▸ **THE REQUEST**: Copy the following lines exactly as they appear.

● ● ●

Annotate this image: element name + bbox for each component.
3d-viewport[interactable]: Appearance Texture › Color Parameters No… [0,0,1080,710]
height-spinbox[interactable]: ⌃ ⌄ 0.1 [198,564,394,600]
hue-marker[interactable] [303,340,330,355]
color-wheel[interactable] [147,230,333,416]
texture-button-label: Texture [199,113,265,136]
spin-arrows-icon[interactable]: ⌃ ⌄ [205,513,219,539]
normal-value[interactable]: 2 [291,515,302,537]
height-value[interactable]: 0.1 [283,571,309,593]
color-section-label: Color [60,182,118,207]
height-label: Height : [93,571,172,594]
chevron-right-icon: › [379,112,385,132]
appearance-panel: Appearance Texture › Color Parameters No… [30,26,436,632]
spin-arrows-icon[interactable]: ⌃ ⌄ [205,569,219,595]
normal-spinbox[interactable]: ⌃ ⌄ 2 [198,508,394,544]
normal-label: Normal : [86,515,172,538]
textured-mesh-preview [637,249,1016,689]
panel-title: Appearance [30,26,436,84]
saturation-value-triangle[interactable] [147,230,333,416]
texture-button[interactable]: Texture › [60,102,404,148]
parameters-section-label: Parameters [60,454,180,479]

● ● ●

▸ **FINAL ANSWER**:
Annotate this image: element name + bbox for each component.
3d-viewport[interactable]: Appearance Texture › Color Parameters No… [0,0,1080,710]
height-spinbox[interactable]: ⌃ ⌄ 0.1 [198,564,394,600]
hue-marker[interactable] [303,340,330,355]
color-wheel[interactable] [147,230,333,416]
texture-button-label: Texture [199,113,265,136]
spin-arrows-icon[interactable]: ⌃ ⌄ [205,513,219,539]
normal-value[interactable]: 2 [291,515,302,537]
height-value[interactable]: 0.1 [283,571,309,593]
color-section-label: Color [60,182,118,207]
height-label: Height : [93,571,172,594]
chevron-right-icon: › [379,112,385,132]
appearance-panel: Appearance Texture › Color Parameters No… [30,26,436,632]
spin-arrows-icon[interactable]: ⌃ ⌄ [205,569,219,595]
normal-spinbox[interactable]: ⌃ ⌄ 2 [198,508,394,544]
normal-label: Normal : [86,515,172,538]
textured-mesh-preview [637,249,1016,689]
panel-title: Appearance [30,26,436,84]
saturation-value-triangle[interactable] [147,230,333,416]
texture-button[interactable]: Texture › [60,102,404,148]
parameters-section-label: Parameters [60,454,180,479]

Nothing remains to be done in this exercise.